Collect every line that includes the string "Assault".

== EXERCISE INPUT ==

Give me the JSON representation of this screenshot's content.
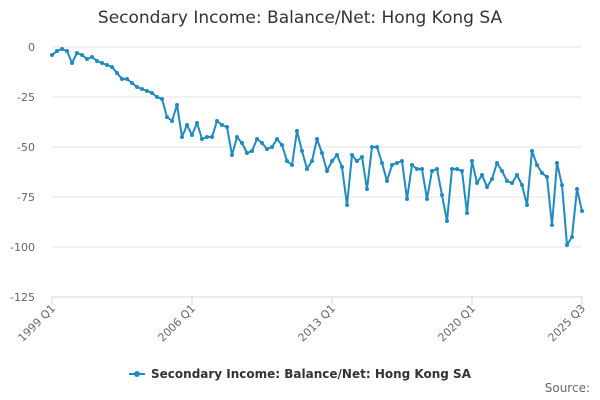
{
  "chart_data": {
    "type": "line",
    "title": "Secondary Income: Balance/Net: Hong Kong SA",
    "xlabel": "",
    "ylabel": "",
    "ylim": [
      -125,
      0
    ],
    "yticks": [
      0,
      -25,
      -50,
      -75,
      -100,
      -125
    ],
    "xtick_labels": [
      "1999 Q1",
      "2006 Q1",
      "2013 Q1",
      "2020 Q1",
      "2025 Q3"
    ],
    "x_range": [
      "1999 Q1",
      "2025 Q3"
    ],
    "grid": true,
    "legend_position": "bottom",
    "series": [
      {
        "name": "Secondary Income: Balance/Net: Hong Kong SA",
        "color": "#1f8bc3",
        "start": "1999 Q1",
        "frequency": "quarterly",
        "values": [
          -4,
          -2,
          -1,
          -2,
          -8,
          -3,
          -4,
          -6,
          -5,
          -7,
          -8,
          -9,
          -10,
          -13,
          -16,
          -16,
          -18,
          -20,
          -21,
          -22,
          -23,
          -25,
          -26,
          -35,
          -37,
          -29,
          -45,
          -39,
          -44,
          -38,
          -46,
          -45,
          -45,
          -37,
          -39,
          -40,
          -54,
          -45,
          -48,
          -53,
          -52,
          -46,
          -48,
          -51,
          -50,
          -46,
          -49,
          -57,
          -59,
          -42,
          -52,
          -61,
          -57,
          -46,
          -53,
          -62,
          -57,
          -54,
          -60,
          -79,
          -54,
          -57,
          -55,
          -71,
          -50,
          -50,
          -58,
          -67,
          -59,
          -58,
          -57,
          -76,
          -59,
          -61,
          -61,
          -76,
          -62,
          -61,
          -74,
          -87,
          -61,
          -61,
          -62,
          -83,
          -57,
          -68,
          -64,
          -70,
          -66,
          -58,
          -62,
          -67,
          -68,
          -64,
          -69,
          -79,
          -52,
          -59,
          -63,
          -65,
          -89,
          -58,
          -69,
          -99,
          -95,
          -71,
          -82
        ]
      }
    ]
  },
  "legend": {
    "label": "Secondary Income: Balance/Net: Hong Kong SA"
  },
  "source": {
    "label": "Source:"
  }
}
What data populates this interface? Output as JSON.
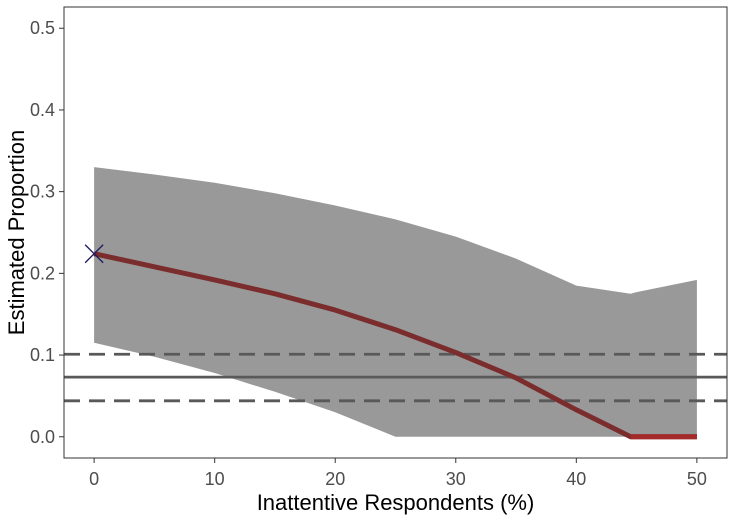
{
  "chart_data": {
    "type": "line",
    "title": "",
    "xlabel": "Inattentive Respondents (%)",
    "ylabel": "Estimated Proportion",
    "xlim": [
      -2.5,
      52.5
    ],
    "ylim": [
      -0.026,
      0.526
    ],
    "x_ticks": [
      0,
      10,
      20,
      30,
      40,
      50
    ],
    "x_tick_labels": [
      "0",
      "10",
      "20",
      "30",
      "40",
      "50"
    ],
    "y_ticks": [
      0.0,
      0.1,
      0.2,
      0.3,
      0.4,
      0.5
    ],
    "y_tick_labels": [
      "0.0",
      "0.1",
      "0.2",
      "0.3",
      "0.4",
      "0.5"
    ],
    "grid": false,
    "series": [
      {
        "role": "estimate",
        "x": [
          0,
          5,
          10,
          15,
          20,
          25,
          30,
          35,
          40,
          44.5,
          45,
          50
        ],
        "y": [
          0.224,
          0.208,
          0.192,
          0.175,
          0.155,
          0.131,
          0.103,
          0.072,
          0.033,
          0.0,
          0.0,
          0.0
        ]
      }
    ],
    "confidence_band": {
      "x": [
        0,
        5,
        10,
        15,
        20,
        25,
        30,
        35,
        40,
        44.5,
        45,
        50
      ],
      "lower": [
        0.115,
        0.098,
        0.078,
        0.055,
        0.03,
        0.0,
        0.0,
        0.0,
        0.0,
        0.0,
        0.0,
        0.0
      ],
      "upper": [
        0.33,
        0.321,
        0.311,
        0.298,
        0.283,
        0.266,
        0.245,
        0.218,
        0.185,
        0.175,
        0.177,
        0.192
      ]
    },
    "reference_lines": [
      {
        "style": "solid",
        "y": 0.073
      },
      {
        "style": "dashed",
        "y": 0.101
      },
      {
        "style": "dashed",
        "y": 0.044
      }
    ],
    "marker": {
      "shape": "x",
      "x": 0,
      "y": 0.224
    },
    "colors": {
      "band": "#999999",
      "estimate_line": "#7b2d2d",
      "estimate_line_zero": "#a52a2a",
      "reference_lines": "#595959",
      "marker": "#1a1a5e",
      "panel_border": "#333333"
    }
  }
}
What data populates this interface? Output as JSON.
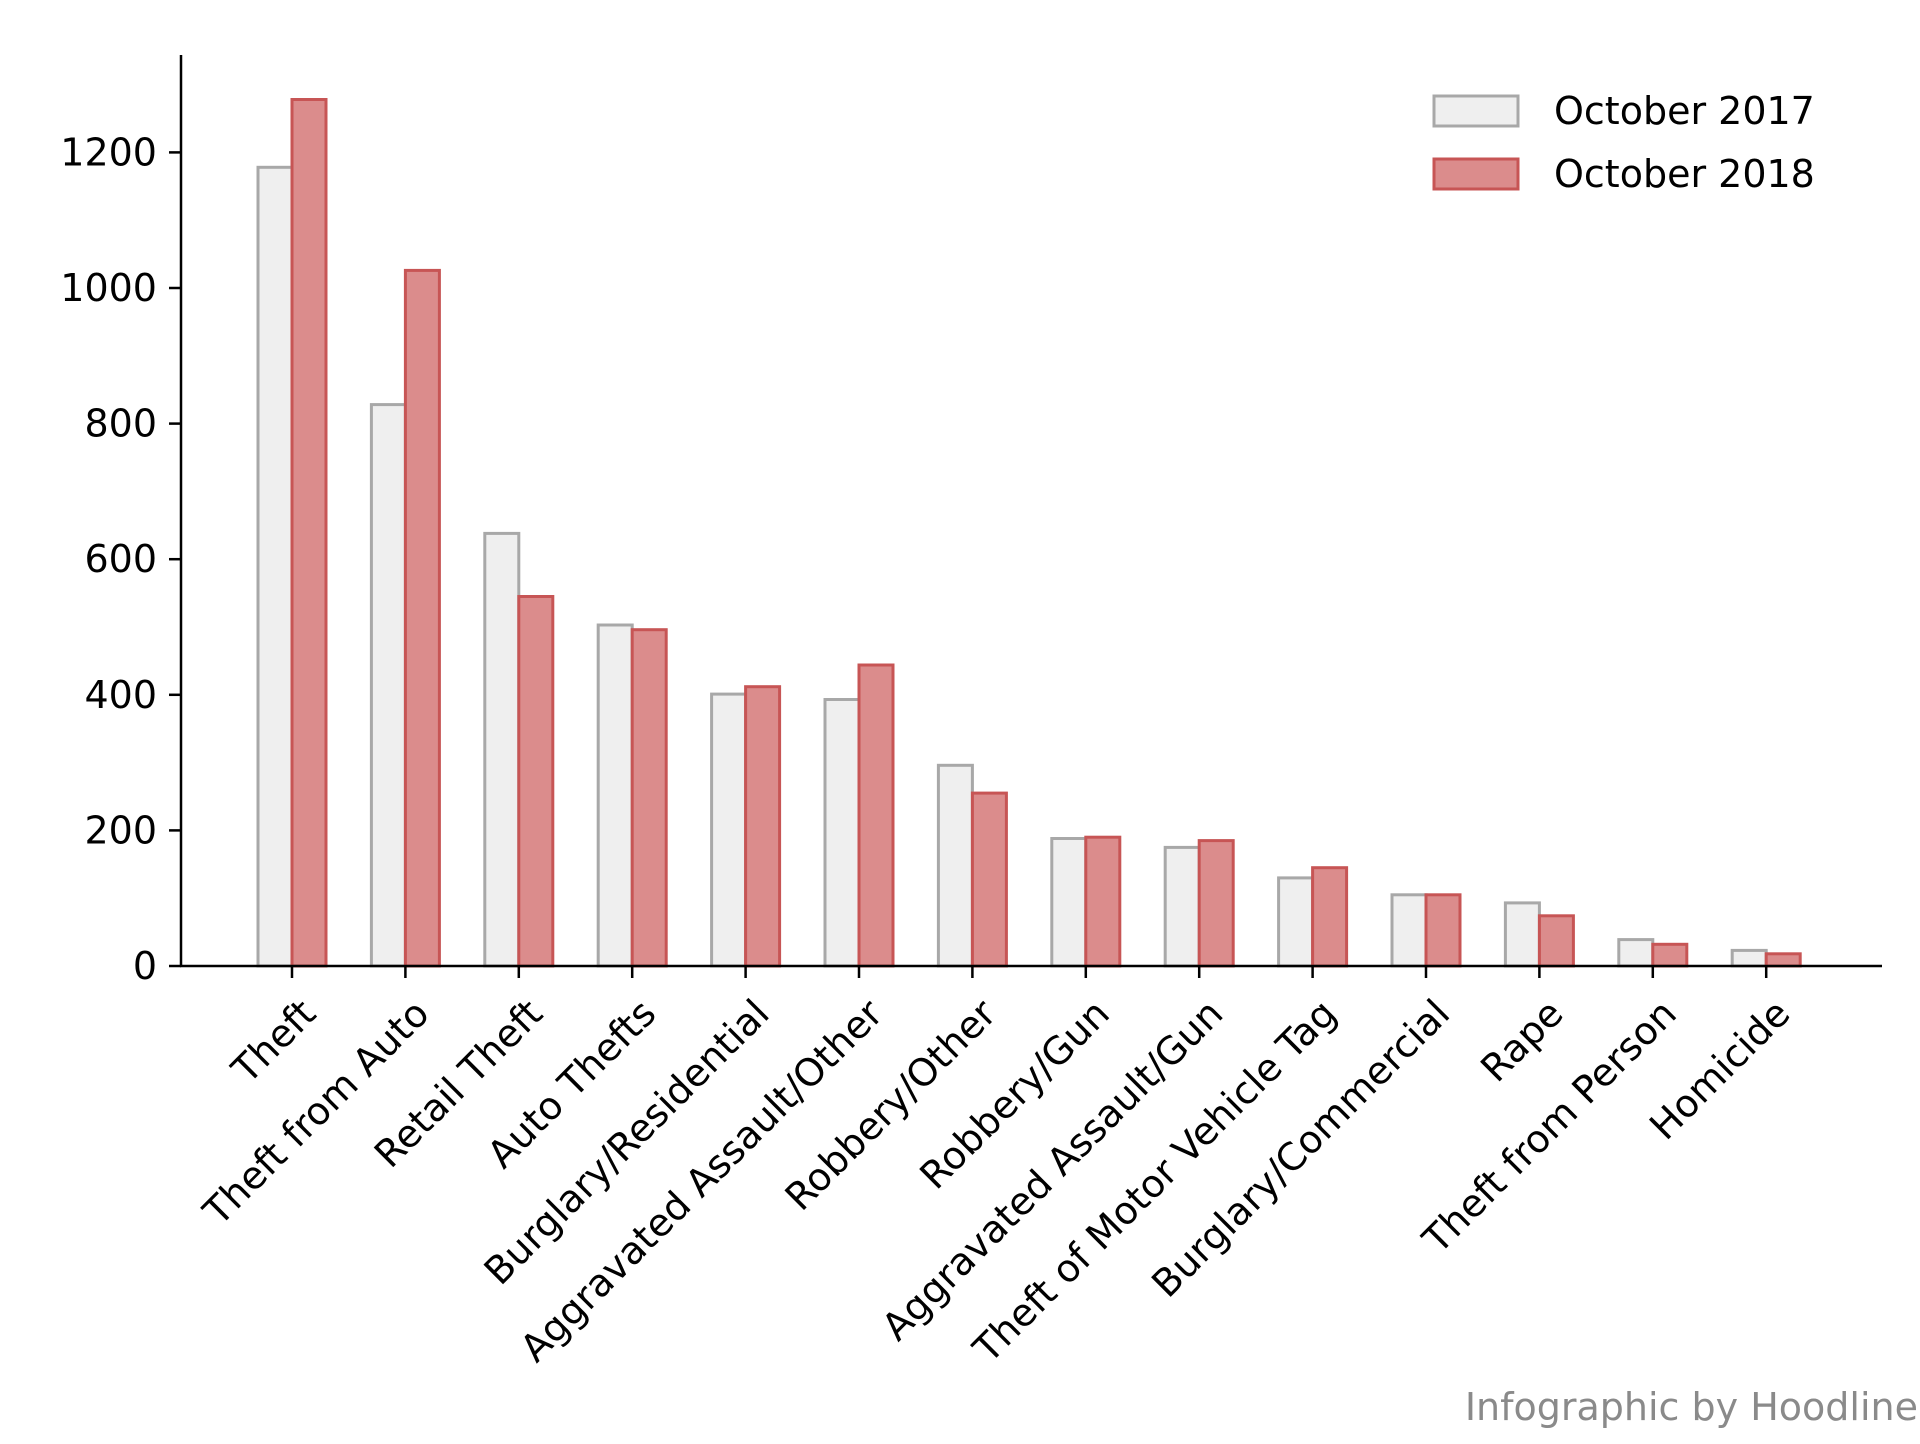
{
  "chart_data": {
    "type": "bar",
    "categories": [
      "Theft",
      "Theft from Auto",
      "Retail Theft",
      "Auto Thefts",
      "Burglary/Residential",
      "Aggravated Assault/Other",
      "Robbery/Other",
      "Robbery/Gun",
      "Aggravated Assault/Gun",
      "Theft of Motor Vehicle Tag",
      "Burglary/Commercial",
      "Rape",
      "Theft from Person",
      "Homicide"
    ],
    "series": [
      {
        "name": "October 2017",
        "values": [
          1178,
          828,
          638,
          503,
          401,
          393,
          296,
          188,
          175,
          130,
          105,
          93,
          39,
          23
        ],
        "fill": "#efefef",
        "stroke": "#a8a8a8"
      },
      {
        "name": "October 2018",
        "values": [
          1278,
          1026,
          545,
          496,
          412,
          444,
          255,
          190,
          185,
          145,
          105,
          74,
          32,
          18
        ],
        "fill": "#db8c8c",
        "stroke": "#c75555"
      }
    ],
    "yticks": [
      0,
      200,
      400,
      600,
      800,
      1000,
      1200
    ],
    "ylim": [
      0,
      1340
    ],
    "legend_position": "top-right",
    "grid": false
  },
  "credit": "Infographic by Hoodline"
}
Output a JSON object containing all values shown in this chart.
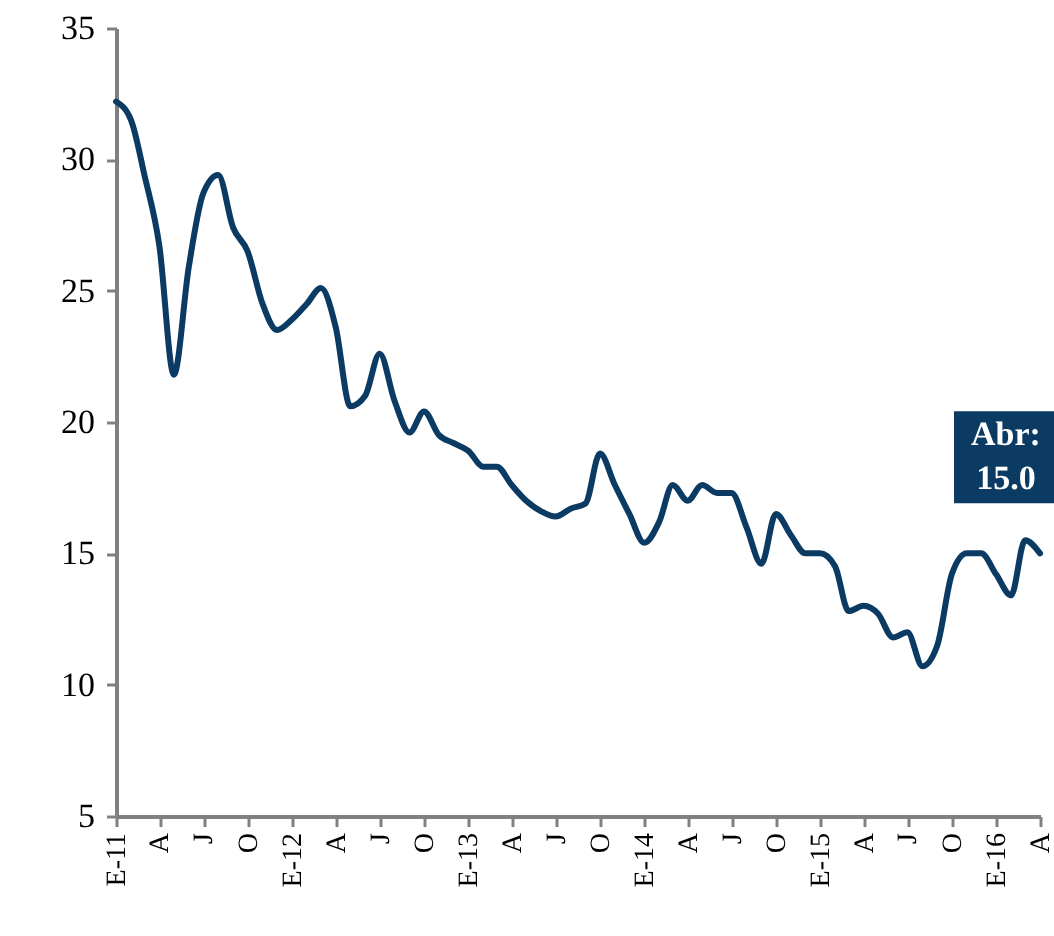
{
  "chart_data": {
    "type": "line",
    "x": [
      "2011-01",
      "2011-02",
      "2011-03",
      "2011-04",
      "2011-05",
      "2011-06",
      "2011-07",
      "2011-08",
      "2011-09",
      "2011-10",
      "2011-11",
      "2011-12",
      "2012-01",
      "2012-02",
      "2012-03",
      "2012-04",
      "2012-05",
      "2012-06",
      "2012-07",
      "2012-08",
      "2012-09",
      "2012-10",
      "2012-11",
      "2012-12",
      "2013-01",
      "2013-02",
      "2013-03",
      "2013-04",
      "2013-05",
      "2013-06",
      "2013-07",
      "2013-08",
      "2013-09",
      "2013-10",
      "2013-11",
      "2013-12",
      "2014-01",
      "2014-02",
      "2014-03",
      "2014-04",
      "2014-05",
      "2014-06",
      "2014-07",
      "2014-08",
      "2014-09",
      "2014-10",
      "2014-11",
      "2014-12",
      "2015-01",
      "2015-02",
      "2015-03",
      "2015-04",
      "2015-05",
      "2015-06",
      "2015-07",
      "2015-08",
      "2015-09",
      "2015-10",
      "2015-11",
      "2015-12",
      "2016-01",
      "2016-02",
      "2016-03",
      "2016-04"
    ],
    "series": [
      {
        "color": "#0b3a63",
        "values": [
          32.2,
          31.5,
          29.4,
          26.7,
          21.8,
          25.9,
          28.7,
          29.4,
          27.4,
          26.5,
          24.5,
          23.5,
          23.9,
          24.5,
          25.1,
          23.6,
          20.6,
          21.0,
          22.6,
          20.8,
          19.6,
          20.4,
          19.5,
          19.2,
          18.9,
          18.3,
          18.3,
          17.6,
          17.0,
          16.6,
          16.4,
          16.7,
          16.9,
          18.8,
          17.6,
          16.5,
          15.4,
          16.2,
          17.6,
          17.0,
          17.6,
          17.3,
          17.3,
          16.0,
          14.6,
          16.5,
          15.7,
          15.0,
          15.0,
          14.5,
          12.8,
          13.0,
          12.7,
          11.8,
          12.0,
          10.7,
          11.5,
          14.2,
          15.0,
          15.0,
          14.2,
          13.4,
          15.5,
          15.0
        ]
      }
    ],
    "xlim": [
      "2011-01",
      "2016-04"
    ],
    "xticks": [
      {
        "value": "2011-01",
        "label": "E-11"
      },
      {
        "value": "2011-04",
        "label": "A"
      },
      {
        "value": "2011-07",
        "label": "J"
      },
      {
        "value": "2011-10",
        "label": "O"
      },
      {
        "value": "2012-01",
        "label": "E-12"
      },
      {
        "value": "2012-04",
        "label": "A"
      },
      {
        "value": "2012-07",
        "label": "J"
      },
      {
        "value": "2012-10",
        "label": "O"
      },
      {
        "value": "2013-01",
        "label": "E-13"
      },
      {
        "value": "2013-04",
        "label": "A"
      },
      {
        "value": "2013-07",
        "label": "J"
      },
      {
        "value": "2013-10",
        "label": "O"
      },
      {
        "value": "2014-01",
        "label": "E-14"
      },
      {
        "value": "2014-04",
        "label": "A"
      },
      {
        "value": "2014-07",
        "label": "J"
      },
      {
        "value": "2014-10",
        "label": "O"
      },
      {
        "value": "2015-01",
        "label": "E-15"
      },
      {
        "value": "2015-04",
        "label": "A"
      },
      {
        "value": "2015-07",
        "label": "J"
      },
      {
        "value": "2015-10",
        "label": "O"
      },
      {
        "value": "2016-01",
        "label": "E-16"
      },
      {
        "value": "2016-04",
        "label": "A"
      }
    ],
    "ylim": [
      5,
      35
    ],
    "yticks": [
      5,
      10,
      15,
      20,
      25,
      30,
      35
    ],
    "grid": false,
    "marker": "none",
    "line_style": "solid",
    "annotations": [
      {
        "text": "Abr: 15.0",
        "x": "2016-04",
        "y": 15.0
      }
    ]
  }
}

===

== SOLUTION TO THIS EXERCISE ==
      "Aggravated Assault/Other",
      "Aggravated Assault/Gun",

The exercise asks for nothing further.